Rewrite the entries from the start through the line containing "x-tick-label: 100 xyxy=(928,514,970,539)", putting "heatmap-raster" wherever "heatmap-image" appears and leaving everything else unchanged.

— BEGIN RECORDS SUPPLIED —

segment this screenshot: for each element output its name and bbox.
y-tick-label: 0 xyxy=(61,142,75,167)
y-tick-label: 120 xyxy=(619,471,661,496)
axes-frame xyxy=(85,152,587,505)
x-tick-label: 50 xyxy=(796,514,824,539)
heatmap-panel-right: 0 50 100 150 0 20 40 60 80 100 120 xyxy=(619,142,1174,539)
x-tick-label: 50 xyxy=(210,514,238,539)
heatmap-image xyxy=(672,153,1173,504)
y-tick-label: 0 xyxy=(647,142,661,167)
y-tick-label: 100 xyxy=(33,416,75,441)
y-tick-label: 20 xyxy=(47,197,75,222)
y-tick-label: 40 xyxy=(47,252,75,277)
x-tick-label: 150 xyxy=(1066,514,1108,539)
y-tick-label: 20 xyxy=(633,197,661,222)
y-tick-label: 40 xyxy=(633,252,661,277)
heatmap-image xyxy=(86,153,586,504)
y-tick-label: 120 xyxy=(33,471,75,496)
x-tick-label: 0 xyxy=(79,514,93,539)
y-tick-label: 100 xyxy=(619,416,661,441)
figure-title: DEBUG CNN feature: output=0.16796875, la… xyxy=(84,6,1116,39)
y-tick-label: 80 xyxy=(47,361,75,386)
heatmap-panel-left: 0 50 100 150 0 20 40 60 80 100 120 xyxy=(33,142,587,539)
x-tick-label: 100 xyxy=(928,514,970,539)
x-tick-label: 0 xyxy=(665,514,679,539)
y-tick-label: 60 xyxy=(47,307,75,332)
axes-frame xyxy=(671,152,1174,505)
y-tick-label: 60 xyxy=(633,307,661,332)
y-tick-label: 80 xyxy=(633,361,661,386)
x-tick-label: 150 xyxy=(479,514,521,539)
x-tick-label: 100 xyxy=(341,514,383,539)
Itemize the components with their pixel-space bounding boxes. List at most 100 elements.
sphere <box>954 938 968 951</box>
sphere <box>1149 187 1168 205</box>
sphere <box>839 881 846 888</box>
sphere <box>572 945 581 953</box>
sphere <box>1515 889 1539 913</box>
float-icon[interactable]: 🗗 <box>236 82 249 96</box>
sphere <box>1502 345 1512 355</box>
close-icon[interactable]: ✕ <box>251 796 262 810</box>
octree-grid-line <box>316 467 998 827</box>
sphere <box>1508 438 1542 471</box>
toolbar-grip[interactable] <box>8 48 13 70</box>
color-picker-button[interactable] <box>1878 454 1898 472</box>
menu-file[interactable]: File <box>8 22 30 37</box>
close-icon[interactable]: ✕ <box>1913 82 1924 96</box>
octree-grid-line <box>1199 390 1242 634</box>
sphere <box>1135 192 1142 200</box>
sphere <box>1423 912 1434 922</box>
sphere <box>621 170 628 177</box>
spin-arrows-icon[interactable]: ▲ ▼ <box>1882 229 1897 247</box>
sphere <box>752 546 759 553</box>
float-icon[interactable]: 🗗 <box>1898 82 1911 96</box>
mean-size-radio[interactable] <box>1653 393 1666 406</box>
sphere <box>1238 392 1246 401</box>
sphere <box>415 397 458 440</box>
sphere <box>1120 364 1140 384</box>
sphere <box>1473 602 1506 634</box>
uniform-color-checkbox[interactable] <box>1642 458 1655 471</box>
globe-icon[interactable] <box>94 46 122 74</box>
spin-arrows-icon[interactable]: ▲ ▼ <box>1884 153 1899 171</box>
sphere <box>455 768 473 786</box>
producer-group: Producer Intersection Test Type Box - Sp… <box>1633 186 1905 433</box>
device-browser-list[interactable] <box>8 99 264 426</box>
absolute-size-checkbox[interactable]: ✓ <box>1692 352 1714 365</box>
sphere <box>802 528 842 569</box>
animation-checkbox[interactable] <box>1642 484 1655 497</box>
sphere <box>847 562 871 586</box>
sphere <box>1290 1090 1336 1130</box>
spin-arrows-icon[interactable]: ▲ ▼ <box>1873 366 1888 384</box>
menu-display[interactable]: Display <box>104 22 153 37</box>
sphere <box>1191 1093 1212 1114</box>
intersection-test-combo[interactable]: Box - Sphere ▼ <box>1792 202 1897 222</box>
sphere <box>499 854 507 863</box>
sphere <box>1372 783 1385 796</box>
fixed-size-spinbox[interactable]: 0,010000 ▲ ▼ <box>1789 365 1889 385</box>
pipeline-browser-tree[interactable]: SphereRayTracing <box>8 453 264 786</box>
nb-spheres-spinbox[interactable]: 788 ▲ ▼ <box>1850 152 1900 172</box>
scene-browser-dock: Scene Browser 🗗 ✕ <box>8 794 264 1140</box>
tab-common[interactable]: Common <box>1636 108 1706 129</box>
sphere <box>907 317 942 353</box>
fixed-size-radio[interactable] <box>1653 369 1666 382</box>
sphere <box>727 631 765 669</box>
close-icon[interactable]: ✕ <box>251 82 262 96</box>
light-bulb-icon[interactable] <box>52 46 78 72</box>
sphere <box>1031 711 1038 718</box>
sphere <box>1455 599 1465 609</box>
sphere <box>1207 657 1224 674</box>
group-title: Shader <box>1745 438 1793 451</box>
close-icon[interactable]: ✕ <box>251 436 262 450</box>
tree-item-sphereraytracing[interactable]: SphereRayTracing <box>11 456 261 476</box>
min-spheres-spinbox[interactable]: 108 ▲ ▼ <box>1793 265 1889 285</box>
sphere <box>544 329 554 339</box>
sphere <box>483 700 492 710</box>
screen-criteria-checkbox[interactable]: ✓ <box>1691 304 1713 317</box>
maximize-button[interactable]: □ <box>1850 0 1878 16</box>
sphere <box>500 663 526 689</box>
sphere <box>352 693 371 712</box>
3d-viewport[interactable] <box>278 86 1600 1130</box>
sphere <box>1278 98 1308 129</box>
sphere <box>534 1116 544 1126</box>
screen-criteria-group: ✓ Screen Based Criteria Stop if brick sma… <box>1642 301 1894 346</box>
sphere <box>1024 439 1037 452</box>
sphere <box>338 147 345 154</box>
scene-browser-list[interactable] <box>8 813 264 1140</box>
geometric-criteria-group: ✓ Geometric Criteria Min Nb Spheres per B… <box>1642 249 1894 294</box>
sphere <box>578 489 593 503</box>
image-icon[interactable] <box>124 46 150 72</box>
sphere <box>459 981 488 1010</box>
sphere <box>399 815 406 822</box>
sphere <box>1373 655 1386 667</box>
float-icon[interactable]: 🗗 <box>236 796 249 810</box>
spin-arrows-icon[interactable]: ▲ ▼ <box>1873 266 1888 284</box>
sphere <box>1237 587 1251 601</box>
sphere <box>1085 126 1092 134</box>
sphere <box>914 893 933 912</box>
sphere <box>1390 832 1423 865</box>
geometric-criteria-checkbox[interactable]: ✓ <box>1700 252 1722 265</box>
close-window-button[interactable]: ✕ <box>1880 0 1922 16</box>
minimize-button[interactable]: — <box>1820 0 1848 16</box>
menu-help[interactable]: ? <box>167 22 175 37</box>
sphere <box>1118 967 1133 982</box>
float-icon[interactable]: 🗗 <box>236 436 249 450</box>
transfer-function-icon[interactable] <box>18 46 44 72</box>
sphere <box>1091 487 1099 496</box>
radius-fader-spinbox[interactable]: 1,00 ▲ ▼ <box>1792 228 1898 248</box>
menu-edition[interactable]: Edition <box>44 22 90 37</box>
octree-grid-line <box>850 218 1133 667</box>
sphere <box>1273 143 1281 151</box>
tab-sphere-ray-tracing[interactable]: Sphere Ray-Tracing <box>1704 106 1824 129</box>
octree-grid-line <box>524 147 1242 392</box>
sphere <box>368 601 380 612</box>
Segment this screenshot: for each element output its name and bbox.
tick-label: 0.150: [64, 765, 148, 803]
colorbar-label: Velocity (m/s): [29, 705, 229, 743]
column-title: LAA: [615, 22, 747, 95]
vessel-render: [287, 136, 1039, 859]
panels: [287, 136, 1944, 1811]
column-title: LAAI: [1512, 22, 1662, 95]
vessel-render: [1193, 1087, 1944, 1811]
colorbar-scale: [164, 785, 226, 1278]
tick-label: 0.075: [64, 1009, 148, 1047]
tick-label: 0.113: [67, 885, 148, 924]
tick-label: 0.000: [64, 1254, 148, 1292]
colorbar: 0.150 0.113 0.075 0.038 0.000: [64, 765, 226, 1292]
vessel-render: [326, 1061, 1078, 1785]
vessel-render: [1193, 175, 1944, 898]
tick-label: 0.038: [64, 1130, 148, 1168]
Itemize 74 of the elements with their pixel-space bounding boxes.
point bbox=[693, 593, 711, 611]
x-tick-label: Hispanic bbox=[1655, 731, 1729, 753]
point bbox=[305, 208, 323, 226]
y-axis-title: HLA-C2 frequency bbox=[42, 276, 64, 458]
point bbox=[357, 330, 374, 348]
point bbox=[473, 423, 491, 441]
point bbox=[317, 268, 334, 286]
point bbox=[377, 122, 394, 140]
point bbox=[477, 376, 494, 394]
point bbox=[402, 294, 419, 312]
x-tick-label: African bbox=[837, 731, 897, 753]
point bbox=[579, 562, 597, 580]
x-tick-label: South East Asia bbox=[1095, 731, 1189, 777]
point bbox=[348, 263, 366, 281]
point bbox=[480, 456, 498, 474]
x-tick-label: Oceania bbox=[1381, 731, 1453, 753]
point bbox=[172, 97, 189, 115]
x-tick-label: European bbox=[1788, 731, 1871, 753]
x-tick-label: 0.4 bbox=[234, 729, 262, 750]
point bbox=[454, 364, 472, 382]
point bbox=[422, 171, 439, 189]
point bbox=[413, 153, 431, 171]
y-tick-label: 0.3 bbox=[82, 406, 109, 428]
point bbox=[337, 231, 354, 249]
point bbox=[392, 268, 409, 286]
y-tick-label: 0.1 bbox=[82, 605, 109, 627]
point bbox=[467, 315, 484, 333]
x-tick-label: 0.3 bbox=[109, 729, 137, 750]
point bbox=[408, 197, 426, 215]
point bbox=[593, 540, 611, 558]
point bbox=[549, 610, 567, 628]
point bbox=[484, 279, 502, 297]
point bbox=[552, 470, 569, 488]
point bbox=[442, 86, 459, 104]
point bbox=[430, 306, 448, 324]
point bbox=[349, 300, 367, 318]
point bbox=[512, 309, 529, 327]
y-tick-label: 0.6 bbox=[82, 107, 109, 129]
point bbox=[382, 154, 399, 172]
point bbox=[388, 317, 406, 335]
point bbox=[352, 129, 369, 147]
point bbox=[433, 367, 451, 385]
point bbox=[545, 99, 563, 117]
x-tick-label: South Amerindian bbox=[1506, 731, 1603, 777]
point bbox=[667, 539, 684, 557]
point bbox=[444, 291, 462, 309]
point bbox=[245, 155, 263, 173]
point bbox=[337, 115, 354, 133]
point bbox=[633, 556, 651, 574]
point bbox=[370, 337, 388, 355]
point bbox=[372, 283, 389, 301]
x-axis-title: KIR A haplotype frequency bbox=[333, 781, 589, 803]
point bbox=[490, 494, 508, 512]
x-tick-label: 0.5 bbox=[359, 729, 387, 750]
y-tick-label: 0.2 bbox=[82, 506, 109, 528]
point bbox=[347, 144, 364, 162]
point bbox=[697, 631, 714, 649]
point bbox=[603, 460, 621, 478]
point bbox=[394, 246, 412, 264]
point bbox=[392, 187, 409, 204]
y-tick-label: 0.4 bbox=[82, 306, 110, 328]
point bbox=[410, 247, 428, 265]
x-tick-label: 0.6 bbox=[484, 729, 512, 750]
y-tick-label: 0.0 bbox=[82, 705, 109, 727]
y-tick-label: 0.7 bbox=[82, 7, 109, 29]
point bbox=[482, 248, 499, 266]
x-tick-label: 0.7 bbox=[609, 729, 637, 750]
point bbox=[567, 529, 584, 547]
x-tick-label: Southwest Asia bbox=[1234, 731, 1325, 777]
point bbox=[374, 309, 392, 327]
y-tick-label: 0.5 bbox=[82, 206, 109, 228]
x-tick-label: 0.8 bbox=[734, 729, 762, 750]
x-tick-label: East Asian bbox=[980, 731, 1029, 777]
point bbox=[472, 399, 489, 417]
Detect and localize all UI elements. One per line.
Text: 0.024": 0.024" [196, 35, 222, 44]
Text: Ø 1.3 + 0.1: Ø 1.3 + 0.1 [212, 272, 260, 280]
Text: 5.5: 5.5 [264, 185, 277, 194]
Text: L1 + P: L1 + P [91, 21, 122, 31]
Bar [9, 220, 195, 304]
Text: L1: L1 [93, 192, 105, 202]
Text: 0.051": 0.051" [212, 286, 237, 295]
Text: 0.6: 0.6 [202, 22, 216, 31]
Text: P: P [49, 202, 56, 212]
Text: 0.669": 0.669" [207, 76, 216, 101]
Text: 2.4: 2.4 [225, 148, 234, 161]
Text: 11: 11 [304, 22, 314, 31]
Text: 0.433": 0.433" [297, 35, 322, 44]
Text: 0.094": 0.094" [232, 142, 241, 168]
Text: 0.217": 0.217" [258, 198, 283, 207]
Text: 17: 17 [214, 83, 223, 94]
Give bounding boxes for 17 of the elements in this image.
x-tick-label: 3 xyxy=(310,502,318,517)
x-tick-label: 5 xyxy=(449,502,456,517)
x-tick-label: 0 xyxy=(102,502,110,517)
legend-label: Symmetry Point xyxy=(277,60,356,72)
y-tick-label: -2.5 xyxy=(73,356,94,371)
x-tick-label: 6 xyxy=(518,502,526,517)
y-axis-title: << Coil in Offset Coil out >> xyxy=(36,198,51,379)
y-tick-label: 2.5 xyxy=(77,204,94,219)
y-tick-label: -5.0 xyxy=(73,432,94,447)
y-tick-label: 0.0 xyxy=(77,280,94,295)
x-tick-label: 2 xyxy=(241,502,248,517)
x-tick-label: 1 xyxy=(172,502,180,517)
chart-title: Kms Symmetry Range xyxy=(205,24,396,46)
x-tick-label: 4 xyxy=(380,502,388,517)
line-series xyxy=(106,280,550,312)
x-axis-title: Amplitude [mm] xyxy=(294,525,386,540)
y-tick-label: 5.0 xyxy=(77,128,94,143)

— END RECORDS SUPPLIED —

SOLUTION TO THIS PROBLEM:
segment this screenshot: for each element output its name and bbox.
y-tick-label: 0 xyxy=(61,142,75,167)
y-tick-label: 120 xyxy=(619,471,661,496)
axes-frame xyxy=(85,152,587,505)
x-tick-label: 50 xyxy=(796,514,824,539)
heatmap-panel-right: 0 50 100 150 0 20 40 60 80 100 120 xyxy=(619,142,1174,539)
x-tick-label: 50 xyxy=(210,514,238,539)
heatmap-raster xyxy=(672,153,1173,504)
y-tick-label: 0 xyxy=(647,142,661,167)
y-tick-label: 100 xyxy=(33,416,75,441)
y-tick-label: 20 xyxy=(47,197,75,222)
y-tick-label: 40 xyxy=(47,252,75,277)
x-tick-label: 150 xyxy=(1066,514,1108,539)
y-tick-label: 20 xyxy=(633,197,661,222)
y-tick-label: 40 xyxy=(633,252,661,277)
heatmap-raster xyxy=(86,153,586,504)
y-tick-label: 120 xyxy=(33,471,75,496)
x-tick-label: 0 xyxy=(79,514,93,539)
y-tick-label: 100 xyxy=(619,416,661,441)
figure-title: DEBUG CNN feature: output=0.16796875, la… xyxy=(84,6,1116,39)
y-tick-label: 80 xyxy=(47,361,75,386)
heatmap-panel-left: 0 50 100 150 0 20 40 60 80 100 120 xyxy=(33,142,587,539)
x-tick-label: 100 xyxy=(928,514,970,539)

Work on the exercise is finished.